Task goal ▸
In the listing that follows, count each line containing the string "number" and report only the count.

(Stored entries)
********

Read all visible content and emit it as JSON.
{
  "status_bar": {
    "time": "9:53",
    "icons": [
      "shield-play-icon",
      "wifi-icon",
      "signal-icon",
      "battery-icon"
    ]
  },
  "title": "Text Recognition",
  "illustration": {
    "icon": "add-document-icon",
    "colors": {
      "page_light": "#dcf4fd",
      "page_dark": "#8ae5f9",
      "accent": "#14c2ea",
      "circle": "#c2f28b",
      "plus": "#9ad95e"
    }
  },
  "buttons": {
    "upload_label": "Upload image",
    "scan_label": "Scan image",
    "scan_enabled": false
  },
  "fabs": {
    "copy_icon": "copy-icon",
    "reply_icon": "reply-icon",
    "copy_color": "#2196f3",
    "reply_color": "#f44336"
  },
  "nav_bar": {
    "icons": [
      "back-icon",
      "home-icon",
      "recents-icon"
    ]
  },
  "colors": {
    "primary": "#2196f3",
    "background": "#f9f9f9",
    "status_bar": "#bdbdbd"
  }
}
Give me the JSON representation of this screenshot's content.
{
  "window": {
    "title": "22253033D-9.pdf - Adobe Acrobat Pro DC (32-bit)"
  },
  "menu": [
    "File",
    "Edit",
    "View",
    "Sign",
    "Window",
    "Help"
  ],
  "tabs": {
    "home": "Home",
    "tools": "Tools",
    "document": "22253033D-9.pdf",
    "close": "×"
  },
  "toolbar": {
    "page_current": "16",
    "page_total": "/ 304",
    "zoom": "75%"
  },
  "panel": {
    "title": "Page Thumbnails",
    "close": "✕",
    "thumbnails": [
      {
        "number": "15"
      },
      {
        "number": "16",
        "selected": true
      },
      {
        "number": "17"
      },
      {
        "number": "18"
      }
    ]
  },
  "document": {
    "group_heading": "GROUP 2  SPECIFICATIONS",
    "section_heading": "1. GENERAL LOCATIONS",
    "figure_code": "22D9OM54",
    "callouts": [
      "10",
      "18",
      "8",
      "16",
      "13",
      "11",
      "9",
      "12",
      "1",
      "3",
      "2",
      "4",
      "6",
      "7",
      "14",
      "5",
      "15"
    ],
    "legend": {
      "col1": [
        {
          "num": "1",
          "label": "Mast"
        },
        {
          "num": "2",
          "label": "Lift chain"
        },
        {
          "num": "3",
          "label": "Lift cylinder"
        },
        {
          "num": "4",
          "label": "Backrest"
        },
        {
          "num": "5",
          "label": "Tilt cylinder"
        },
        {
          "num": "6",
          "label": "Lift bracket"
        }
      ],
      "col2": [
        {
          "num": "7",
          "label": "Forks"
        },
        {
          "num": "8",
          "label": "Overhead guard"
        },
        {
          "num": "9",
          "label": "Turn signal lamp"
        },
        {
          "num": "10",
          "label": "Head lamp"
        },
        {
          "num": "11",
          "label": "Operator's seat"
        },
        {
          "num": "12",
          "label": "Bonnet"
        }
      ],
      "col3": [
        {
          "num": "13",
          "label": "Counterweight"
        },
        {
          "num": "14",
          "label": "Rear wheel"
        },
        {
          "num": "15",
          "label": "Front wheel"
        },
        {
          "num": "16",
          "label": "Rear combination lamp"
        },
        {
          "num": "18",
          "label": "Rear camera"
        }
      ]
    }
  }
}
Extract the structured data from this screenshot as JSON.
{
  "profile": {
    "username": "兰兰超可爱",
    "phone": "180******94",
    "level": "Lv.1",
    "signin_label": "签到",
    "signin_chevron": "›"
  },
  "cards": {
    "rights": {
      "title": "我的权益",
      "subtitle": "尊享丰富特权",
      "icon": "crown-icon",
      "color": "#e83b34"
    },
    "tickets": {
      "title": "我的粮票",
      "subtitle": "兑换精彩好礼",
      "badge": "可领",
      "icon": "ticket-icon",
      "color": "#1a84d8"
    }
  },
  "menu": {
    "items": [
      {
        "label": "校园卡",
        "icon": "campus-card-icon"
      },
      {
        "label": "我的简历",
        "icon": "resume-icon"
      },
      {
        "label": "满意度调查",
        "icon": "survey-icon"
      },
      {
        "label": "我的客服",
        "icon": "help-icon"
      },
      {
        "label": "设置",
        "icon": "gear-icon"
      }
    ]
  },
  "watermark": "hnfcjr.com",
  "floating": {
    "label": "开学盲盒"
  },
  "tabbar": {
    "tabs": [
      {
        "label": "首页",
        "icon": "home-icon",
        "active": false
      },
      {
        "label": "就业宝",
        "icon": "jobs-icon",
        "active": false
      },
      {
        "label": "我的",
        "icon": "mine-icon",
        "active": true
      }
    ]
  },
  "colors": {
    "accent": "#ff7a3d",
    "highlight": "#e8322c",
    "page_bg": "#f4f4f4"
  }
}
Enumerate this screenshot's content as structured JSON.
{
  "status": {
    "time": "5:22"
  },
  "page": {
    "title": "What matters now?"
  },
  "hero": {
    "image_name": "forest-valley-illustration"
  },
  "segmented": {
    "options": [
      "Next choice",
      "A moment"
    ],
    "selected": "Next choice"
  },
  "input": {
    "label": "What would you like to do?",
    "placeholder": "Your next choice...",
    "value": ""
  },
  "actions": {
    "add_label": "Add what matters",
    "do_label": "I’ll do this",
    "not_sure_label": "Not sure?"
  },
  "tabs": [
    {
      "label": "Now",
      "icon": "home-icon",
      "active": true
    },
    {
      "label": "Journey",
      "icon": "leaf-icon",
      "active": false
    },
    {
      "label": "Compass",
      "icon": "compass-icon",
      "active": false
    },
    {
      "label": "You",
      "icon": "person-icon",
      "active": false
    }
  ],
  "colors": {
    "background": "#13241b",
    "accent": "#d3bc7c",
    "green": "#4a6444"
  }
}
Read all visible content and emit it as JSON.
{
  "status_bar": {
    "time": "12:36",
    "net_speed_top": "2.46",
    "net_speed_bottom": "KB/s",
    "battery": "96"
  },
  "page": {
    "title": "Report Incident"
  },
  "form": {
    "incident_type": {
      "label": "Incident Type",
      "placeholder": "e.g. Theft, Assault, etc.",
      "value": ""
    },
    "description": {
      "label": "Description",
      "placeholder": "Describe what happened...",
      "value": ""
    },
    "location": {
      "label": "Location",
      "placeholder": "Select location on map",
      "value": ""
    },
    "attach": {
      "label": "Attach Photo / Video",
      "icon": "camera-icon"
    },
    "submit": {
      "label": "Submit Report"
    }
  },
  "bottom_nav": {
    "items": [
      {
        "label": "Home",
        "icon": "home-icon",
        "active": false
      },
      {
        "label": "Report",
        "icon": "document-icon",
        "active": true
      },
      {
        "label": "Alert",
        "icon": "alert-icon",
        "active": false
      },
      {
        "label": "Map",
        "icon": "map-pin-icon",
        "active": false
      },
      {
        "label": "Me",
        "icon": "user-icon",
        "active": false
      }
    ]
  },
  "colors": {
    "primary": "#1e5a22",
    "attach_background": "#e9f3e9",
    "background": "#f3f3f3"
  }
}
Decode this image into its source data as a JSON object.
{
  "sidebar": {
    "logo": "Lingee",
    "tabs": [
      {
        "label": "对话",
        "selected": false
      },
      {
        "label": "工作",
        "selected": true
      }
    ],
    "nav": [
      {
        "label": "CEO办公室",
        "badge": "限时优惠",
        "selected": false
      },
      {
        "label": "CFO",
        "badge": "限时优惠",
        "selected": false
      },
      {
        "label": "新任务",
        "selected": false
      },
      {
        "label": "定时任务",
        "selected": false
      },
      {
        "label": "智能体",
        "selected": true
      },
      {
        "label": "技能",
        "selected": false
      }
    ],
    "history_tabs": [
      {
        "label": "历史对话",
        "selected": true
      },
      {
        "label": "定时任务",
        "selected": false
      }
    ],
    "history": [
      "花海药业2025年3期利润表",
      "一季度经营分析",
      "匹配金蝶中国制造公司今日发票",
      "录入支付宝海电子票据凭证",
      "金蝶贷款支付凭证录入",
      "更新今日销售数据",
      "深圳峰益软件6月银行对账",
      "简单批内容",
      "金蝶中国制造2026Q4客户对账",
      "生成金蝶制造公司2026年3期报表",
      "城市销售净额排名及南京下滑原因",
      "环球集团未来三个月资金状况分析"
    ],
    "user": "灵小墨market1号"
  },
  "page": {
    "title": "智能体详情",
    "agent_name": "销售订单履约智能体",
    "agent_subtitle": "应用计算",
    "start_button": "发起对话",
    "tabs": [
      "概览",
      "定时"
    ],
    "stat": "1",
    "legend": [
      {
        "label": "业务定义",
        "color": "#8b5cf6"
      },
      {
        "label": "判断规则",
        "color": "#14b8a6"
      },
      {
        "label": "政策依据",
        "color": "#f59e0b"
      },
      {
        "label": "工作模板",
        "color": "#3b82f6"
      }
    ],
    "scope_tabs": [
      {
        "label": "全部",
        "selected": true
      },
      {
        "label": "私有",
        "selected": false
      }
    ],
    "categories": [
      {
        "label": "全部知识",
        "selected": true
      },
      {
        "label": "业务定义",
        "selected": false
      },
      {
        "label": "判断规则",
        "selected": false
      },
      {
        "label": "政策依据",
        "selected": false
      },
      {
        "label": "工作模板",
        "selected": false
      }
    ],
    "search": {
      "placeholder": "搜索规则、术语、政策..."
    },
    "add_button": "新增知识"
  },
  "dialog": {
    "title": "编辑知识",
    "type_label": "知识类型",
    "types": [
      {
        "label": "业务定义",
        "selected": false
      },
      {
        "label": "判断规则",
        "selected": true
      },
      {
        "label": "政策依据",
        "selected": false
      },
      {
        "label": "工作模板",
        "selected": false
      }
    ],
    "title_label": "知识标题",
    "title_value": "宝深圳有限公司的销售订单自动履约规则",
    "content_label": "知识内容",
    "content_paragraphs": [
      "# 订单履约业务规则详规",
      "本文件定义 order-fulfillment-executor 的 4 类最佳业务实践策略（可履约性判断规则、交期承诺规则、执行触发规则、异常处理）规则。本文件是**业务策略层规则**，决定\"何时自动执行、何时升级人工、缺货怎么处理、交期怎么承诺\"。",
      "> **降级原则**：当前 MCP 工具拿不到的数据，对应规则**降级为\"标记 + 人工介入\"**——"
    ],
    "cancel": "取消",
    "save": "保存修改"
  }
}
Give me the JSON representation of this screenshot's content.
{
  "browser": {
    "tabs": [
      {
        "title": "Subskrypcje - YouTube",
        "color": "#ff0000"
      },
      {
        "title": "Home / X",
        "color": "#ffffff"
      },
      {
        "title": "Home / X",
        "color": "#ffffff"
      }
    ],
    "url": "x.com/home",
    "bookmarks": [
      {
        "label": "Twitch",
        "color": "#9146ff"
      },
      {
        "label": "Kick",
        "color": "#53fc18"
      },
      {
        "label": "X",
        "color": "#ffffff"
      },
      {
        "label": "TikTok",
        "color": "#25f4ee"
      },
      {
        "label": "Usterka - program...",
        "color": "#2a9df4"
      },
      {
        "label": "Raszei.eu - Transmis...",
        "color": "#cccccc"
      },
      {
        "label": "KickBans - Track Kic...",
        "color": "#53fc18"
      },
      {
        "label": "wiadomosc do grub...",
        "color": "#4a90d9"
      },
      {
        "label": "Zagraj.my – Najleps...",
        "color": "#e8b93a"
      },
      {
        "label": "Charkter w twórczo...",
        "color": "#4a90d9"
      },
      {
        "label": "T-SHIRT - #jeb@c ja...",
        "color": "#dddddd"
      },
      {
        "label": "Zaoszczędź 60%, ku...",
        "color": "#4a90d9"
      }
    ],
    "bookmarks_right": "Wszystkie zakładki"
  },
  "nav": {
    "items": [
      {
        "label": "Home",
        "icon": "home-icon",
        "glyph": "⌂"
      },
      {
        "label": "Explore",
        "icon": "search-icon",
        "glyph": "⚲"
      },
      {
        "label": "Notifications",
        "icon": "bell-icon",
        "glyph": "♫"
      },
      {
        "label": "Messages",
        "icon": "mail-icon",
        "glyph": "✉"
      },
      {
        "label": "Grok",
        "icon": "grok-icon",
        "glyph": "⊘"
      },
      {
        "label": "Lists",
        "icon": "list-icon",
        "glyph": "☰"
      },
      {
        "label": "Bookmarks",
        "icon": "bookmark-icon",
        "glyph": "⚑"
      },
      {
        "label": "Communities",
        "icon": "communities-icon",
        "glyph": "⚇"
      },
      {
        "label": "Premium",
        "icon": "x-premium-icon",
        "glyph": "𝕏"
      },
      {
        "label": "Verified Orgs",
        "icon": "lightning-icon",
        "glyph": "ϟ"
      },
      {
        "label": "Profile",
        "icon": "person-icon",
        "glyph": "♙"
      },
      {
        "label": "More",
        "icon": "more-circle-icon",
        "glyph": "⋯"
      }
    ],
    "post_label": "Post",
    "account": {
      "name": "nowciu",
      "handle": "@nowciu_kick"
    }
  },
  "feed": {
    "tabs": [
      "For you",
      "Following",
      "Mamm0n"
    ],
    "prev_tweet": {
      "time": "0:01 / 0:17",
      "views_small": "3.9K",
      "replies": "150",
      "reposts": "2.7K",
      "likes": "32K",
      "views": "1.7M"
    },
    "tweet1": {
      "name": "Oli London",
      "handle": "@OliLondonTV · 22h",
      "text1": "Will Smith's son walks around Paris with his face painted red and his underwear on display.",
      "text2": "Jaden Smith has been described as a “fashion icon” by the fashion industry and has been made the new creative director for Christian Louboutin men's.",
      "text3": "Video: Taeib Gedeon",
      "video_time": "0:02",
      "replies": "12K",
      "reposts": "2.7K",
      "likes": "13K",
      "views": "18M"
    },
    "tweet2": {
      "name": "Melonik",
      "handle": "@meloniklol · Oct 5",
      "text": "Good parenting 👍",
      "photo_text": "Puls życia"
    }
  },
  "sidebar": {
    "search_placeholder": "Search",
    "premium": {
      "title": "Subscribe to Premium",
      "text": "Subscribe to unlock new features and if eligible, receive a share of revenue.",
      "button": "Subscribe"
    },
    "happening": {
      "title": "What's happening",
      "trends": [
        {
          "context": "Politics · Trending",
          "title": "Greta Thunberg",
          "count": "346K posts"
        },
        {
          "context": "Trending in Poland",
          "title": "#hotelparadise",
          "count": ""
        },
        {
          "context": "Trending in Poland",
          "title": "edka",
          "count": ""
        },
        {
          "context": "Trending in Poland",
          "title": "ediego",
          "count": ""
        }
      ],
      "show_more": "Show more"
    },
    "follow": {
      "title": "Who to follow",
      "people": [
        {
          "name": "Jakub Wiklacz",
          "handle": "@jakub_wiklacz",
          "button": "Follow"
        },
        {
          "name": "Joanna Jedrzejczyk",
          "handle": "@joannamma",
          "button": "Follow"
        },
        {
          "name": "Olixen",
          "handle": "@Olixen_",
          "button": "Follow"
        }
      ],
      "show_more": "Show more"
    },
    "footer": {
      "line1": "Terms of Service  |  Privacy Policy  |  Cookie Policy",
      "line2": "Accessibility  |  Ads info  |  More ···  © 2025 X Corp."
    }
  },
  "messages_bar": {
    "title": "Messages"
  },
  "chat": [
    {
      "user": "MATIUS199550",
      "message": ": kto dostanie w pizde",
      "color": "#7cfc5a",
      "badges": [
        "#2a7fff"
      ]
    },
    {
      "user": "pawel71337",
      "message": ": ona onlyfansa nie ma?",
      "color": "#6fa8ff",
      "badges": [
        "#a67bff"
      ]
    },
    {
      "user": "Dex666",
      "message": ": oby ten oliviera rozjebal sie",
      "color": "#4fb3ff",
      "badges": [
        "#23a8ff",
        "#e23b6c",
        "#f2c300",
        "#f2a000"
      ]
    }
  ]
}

********

Response ▸
4